EXERCISE DESCRIPTION: Copy every line of the material below word for word.

--- START ---

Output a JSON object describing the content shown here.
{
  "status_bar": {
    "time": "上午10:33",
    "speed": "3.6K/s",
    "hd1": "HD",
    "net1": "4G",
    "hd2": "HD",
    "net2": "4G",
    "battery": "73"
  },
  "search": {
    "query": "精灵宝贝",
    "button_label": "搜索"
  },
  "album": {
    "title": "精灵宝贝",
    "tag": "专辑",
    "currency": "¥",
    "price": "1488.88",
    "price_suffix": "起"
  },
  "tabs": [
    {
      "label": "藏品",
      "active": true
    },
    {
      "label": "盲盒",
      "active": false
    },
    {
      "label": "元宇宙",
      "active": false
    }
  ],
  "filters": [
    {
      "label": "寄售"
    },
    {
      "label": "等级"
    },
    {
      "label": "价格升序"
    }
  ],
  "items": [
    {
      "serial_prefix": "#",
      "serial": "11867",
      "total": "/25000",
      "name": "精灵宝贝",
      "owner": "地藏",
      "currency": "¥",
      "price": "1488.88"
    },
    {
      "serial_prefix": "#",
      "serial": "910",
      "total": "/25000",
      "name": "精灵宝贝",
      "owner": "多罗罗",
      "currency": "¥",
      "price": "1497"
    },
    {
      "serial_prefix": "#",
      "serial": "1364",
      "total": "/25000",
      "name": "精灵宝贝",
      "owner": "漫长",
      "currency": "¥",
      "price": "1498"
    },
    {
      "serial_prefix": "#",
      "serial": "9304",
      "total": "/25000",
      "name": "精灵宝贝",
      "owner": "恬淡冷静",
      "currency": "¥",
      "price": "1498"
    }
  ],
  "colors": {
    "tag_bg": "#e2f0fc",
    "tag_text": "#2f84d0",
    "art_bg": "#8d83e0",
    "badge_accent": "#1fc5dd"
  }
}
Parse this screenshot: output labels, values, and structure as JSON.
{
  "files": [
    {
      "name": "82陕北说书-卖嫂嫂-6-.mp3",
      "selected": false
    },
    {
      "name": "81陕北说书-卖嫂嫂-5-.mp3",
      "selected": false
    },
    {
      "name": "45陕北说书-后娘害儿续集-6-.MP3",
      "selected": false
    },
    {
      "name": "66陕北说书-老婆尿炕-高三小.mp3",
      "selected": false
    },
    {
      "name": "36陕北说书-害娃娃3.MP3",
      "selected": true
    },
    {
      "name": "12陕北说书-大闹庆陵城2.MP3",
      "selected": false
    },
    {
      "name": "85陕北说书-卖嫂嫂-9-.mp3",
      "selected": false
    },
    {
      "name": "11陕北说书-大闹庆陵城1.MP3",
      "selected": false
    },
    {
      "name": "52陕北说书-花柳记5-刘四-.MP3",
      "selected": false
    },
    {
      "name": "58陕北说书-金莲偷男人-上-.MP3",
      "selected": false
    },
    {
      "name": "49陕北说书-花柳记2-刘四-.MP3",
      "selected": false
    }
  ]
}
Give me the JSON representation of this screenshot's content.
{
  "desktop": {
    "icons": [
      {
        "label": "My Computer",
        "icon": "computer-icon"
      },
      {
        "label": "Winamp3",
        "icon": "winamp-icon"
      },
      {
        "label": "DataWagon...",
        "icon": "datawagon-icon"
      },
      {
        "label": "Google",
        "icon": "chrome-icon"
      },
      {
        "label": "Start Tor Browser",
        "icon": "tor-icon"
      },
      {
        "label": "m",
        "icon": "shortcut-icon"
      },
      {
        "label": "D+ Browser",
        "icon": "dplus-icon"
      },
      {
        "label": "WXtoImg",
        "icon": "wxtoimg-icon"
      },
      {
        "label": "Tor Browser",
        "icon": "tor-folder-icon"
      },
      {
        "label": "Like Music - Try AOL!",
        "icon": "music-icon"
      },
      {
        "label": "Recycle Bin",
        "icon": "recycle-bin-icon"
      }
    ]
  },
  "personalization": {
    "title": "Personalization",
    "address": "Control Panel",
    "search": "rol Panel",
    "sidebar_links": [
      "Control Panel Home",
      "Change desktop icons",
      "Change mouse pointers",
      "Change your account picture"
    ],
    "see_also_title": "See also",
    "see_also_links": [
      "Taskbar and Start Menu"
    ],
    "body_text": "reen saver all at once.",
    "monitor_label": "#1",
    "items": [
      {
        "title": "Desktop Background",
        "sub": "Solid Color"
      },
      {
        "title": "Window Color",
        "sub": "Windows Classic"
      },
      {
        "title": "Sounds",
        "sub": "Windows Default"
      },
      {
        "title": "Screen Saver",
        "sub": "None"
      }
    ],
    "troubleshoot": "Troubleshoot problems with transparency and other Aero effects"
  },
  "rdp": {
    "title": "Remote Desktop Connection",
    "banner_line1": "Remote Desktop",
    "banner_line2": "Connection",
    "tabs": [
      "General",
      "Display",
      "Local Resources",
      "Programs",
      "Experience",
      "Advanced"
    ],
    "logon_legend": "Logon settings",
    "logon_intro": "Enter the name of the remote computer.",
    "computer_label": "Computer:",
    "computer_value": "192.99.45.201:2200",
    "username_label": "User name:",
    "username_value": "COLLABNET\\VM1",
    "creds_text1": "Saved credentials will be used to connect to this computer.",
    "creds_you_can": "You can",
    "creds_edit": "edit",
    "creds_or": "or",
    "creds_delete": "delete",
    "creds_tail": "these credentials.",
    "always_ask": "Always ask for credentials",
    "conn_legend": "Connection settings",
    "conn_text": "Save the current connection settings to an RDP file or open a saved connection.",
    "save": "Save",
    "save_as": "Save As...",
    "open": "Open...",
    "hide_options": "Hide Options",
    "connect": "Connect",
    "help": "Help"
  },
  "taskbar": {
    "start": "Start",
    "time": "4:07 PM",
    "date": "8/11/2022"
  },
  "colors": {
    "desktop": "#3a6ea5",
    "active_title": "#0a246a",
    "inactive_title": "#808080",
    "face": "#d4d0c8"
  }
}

--- END ---

RESULT:
Output a JSON object describing the content shown here.
{
  "status_bar": {
    "time": "上午10:33",
    "speed": "3.6K/s",
    "hd1": "HD",
    "net1": "4G",
    "hd2": "HD",
    "net2": "4G",
    "battery": "73"
  },
  "search": {
    "query": "精灵宝贝",
    "button_label": "搜索"
  },
  "album": {
    "title": "精灵宝贝",
    "tag": "专辑",
    "currency": "¥",
    "price": "1488.88",
    "price_suffix": "起"
  },
  "tabs": [
    {
      "label": "藏品",
      "active": true
    },
    {
      "label": "盲盒",
      "active": false
    },
    {
      "label": "元宇宙",
      "active": false
    }
  ],
  "filters": [
    {
      "label": "寄售"
    },
    {
      "label": "等级"
    },
    {
      "label": "价格升序"
    }
  ],
  "items": [
    {
      "serial_prefix": "#",
      "serial": "11867",
      "total": "/25000",
      "name": "精灵宝贝",
      "owner": "地藏",
      "currency": "¥",
      "price": "1488.88"
    },
    {
      "serial_prefix": "#",
      "serial": "910",
      "total": "/25000",
      "name": "精灵宝贝",
      "owner": "多罗罗",
      "currency": "¥",
      "price": "1497"
    },
    {
      "serial_prefix": "#",
      "serial": "1364",
      "total": "/25000",
      "name": "精灵宝贝",
      "owner": "漫长",
      "currency": "¥",
      "price": "1498"
    },
    {
      "serial_prefix": "#",
      "serial": "9304",
      "total": "/25000",
      "name": "精灵宝贝",
      "owner": "恬淡冷静",
      "currency": "¥",
      "price": "1498"
    }
  ],
  "colors": {
    "tag_bg": "#e2f0fc",
    "tag_text": "#2f84d0",
    "art_bg": "#8d83e0",
    "badge_accent": "#1fc5dd"
  }
}
Parse this screenshot: output labels, values, and structure as JSON.
{
  "files": [
    {
      "name": "82陕北说书-卖嫂嫂-6-.mp3",
      "selected": false
    },
    {
      "name": "81陕北说书-卖嫂嫂-5-.mp3",
      "selected": false
    },
    {
      "name": "45陕北说书-后娘害儿续集-6-.MP3",
      "selected": false
    },
    {
      "name": "66陕北说书-老婆尿炕-高三小.mp3",
      "selected": false
    },
    {
      "name": "36陕北说书-害娃娃3.MP3",
      "selected": true
    },
    {
      "name": "12陕北说书-大闹庆陵城2.MP3",
      "selected": false
    },
    {
      "name": "85陕北说书-卖嫂嫂-9-.mp3",
      "selected": false
    },
    {
      "name": "11陕北说书-大闹庆陵城1.MP3",
      "selected": false
    },
    {
      "name": "52陕北说书-花柳记5-刘四-.MP3",
      "selected": false
    },
    {
      "name": "58陕北说书-金莲偷男人-上-.MP3",
      "selected": false
    },
    {
      "name": "49陕北说书-花柳记2-刘四-.MP3",
      "selected": false
    }
  ]
}
Give me the JSON representation of this screenshot's content.
{
  "desktop": {
    "icons": [
      {
        "label": "My Computer",
        "icon": "computer-icon"
      },
      {
        "label": "Winamp3",
        "icon": "winamp-icon"
      },
      {
        "label": "DataWagon...",
        "icon": "datawagon-icon"
      },
      {
        "label": "Google",
        "icon": "chrome-icon"
      },
      {
        "label": "Start Tor Browser",
        "icon": "tor-icon"
      },
      {
        "label": "m",
        "icon": "shortcut-icon"
      },
      {
        "label": "D+ Browser",
        "icon": "dplus-icon"
      },
      {
        "label": "WXtoImg",
        "icon": "wxtoimg-icon"
      },
      {
        "label": "Tor Browser",
        "icon": "tor-folder-icon"
      },
      {
        "label": "Like Music - Try AOL!",
        "icon": "music-icon"
      },
      {
        "label": "Recycle Bin",
        "icon": "recycle-bin-icon"
      }
    ]
  },
  "personalization": {
    "title": "Personalization",
    "address": "Control Panel",
    "search": "rol Panel",
    "sidebar_links": [
      "Control Panel Home",
      "Change desktop icons",
      "Change mouse pointers",
      "Change your account picture"
    ],
    "see_also_title": "See also",
    "see_also_links": [
      "Taskbar and Start Menu"
    ],
    "body_text": "reen saver all at once.",
    "monitor_label": "#1",
    "items": [
      {
        "title": "Desktop Background",
        "sub": "Solid Color"
      },
      {
        "title": "Window Color",
        "sub": "Windows Classic"
      },
      {
        "title": "Sounds",
        "sub": "Windows Default"
      },
      {
        "title": "Screen Saver",
        "sub": "None"
      }
    ],
    "troubleshoot": "Troubleshoot problems with transparency and other Aero effects"
  },
  "rdp": {
    "title": "Remote Desktop Connection",
    "banner_line1": "Remote Desktop",
    "banner_line2": "Connection",
    "tabs": [
      "General",
      "Display",
      "Local Resources",
      "Programs",
      "Experience",
      "Advanced"
    ],
    "logon_legend": "Logon settings",
    "logon_intro": "Enter the name of the remote computer.",
    "computer_label": "Computer:",
    "computer_value": "192.99.45.201:2200",
    "username_label": "User name:",
    "username_value": "COLLABNET\\VM1",
    "creds_text1": "Saved credentials will be used to connect to this computer.",
    "creds_you_can": "You can",
    "creds_edit": "edit",
    "creds_or": "or",
    "creds_delete": "delete",
    "creds_tail": "these credentials.",
    "always_ask": "Always ask for credentials",
    "conn_legend": "Connection settings",
    "conn_text": "Save the current connection settings to an RDP file or open a saved connection.",
    "save": "Save",
    "save_as": "Save As...",
    "open": "Open...",
    "hide_options": "Hide Options",
    "connect": "Connect",
    "help": "Help"
  },
  "taskbar": {
    "start": "Start",
    "time": "4:07 PM",
    "date": "8/11/2022"
  },
  "colors": {
    "desktop": "#3a6ea5",
    "active_title": "#0a246a",
    "inactive_title": "#808080",
    "face": "#d4d0c8"
  }
}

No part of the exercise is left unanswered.